> Requirement:
Identify every line of the records below that contains the word "attachment", matching case exactly, and copy each of those lines in full.

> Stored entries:
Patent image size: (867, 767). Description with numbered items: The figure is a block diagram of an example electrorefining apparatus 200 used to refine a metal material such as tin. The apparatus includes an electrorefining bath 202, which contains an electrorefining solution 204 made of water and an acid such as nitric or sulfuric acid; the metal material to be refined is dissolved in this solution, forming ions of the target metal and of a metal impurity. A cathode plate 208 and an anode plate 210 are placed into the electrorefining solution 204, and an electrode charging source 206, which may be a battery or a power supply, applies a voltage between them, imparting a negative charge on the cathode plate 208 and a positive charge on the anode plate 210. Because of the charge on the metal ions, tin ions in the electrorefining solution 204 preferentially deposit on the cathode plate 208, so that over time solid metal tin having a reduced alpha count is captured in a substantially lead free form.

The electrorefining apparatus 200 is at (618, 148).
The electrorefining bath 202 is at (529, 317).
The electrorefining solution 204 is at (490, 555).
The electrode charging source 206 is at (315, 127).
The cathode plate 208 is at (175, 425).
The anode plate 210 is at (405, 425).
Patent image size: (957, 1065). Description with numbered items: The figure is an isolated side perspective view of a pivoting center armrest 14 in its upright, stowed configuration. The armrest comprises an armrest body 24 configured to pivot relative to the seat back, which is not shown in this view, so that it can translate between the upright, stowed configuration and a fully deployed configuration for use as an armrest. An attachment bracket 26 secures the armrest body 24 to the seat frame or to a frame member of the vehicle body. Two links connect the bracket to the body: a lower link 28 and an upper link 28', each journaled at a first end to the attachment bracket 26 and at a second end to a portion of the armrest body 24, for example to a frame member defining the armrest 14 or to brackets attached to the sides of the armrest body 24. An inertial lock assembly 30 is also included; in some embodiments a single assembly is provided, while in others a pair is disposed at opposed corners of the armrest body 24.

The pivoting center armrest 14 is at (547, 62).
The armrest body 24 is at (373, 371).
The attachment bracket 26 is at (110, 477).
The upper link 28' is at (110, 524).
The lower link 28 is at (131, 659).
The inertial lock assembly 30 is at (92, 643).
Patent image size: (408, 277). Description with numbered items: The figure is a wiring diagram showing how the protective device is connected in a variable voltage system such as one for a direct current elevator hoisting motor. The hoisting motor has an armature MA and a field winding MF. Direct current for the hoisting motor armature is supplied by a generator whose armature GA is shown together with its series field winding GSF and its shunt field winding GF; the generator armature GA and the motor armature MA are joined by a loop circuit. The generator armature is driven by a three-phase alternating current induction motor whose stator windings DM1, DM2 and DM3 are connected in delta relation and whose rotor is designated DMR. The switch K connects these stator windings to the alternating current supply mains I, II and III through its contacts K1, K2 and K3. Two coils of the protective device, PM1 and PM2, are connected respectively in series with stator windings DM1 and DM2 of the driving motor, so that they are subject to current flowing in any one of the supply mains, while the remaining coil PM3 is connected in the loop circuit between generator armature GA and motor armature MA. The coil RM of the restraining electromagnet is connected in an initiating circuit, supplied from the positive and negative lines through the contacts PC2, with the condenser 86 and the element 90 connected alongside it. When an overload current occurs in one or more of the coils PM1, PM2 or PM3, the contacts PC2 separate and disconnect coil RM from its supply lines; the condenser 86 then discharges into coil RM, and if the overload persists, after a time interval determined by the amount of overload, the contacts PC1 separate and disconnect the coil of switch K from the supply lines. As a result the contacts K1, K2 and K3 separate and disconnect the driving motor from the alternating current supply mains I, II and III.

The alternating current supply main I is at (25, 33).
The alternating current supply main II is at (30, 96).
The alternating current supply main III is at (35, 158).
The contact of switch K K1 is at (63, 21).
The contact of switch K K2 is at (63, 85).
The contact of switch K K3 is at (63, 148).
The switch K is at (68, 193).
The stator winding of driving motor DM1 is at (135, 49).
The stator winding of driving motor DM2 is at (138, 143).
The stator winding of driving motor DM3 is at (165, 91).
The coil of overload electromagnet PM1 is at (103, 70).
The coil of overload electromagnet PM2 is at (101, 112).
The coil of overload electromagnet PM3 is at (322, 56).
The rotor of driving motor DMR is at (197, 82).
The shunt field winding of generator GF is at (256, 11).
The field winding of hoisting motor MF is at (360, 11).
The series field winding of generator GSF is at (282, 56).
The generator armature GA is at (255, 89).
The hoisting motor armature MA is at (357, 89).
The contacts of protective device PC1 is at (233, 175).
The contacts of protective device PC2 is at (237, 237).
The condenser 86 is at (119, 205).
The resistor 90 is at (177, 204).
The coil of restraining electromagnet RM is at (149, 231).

> Finished task:
Patent image size: (957, 1065). Description with numbered items: The figure is an isolated side perspective view of a pivoting center armrest 14 in its upright, stowed configuration. The armrest comprises an armrest body 24 configured to pivot relative to the seat back, which is not shown in this view, so that it can translate between the upright, stowed configuration and a fully deployed configuration for use as an armrest. An attachment bracket 26 secures the armrest body 24 to the seat frame or to a frame member of the vehicle body. Two links connect the bracket to the body: a lower link 28 and an upper link 28', each journaled at a first end to the attachment bracket 26 and at a second end to a portion of the armrest body 24, for example to a frame member defining the armrest 14 or to brackets attached to the sides of the armrest body 24. An inertial lock assembly 30 is also included; in some embodiments a single assembly is provided, while in others a pair is disposed at opposed corners of the armrest body 24.
The attachment bracket 26 is at (110, 477).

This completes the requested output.